### Set task
Look for "mission" in the listing below. Gather each line that contains it.

Chart and figure data
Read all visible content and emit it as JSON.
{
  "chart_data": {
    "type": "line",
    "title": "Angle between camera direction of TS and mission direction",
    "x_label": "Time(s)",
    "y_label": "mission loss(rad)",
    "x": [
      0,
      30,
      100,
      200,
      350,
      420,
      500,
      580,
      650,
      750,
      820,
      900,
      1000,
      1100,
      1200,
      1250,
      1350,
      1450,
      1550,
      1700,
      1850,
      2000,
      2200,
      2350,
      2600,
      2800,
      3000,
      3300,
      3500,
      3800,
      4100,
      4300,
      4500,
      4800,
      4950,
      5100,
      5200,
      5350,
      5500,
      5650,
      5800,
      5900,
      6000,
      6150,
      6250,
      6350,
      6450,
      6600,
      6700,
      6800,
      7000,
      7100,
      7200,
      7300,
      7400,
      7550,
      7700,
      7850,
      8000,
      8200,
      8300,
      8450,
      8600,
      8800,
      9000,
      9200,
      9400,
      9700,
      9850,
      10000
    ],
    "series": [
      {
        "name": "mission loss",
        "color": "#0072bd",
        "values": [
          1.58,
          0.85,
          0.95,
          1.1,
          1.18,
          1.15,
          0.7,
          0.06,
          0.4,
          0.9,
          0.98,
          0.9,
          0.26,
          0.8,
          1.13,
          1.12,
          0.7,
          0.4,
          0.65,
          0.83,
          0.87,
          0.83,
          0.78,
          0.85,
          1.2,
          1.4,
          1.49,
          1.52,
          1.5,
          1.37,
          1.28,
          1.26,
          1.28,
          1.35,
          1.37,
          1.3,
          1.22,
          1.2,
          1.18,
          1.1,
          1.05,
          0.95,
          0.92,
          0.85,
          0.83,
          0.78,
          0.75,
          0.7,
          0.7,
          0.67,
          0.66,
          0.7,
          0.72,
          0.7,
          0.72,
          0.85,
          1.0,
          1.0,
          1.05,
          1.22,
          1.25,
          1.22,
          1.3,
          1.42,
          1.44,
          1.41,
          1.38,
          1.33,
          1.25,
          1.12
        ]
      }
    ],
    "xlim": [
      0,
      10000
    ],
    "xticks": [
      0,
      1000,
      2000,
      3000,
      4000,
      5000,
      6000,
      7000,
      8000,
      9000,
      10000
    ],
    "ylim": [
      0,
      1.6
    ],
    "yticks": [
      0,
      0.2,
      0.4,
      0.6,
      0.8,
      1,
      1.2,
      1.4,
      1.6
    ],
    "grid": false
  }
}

### Solved exercise
    "title": "Angle between camera direction of TS and mission direction",
    "y_label": "mission loss(rad)",
        "name": "mission loss",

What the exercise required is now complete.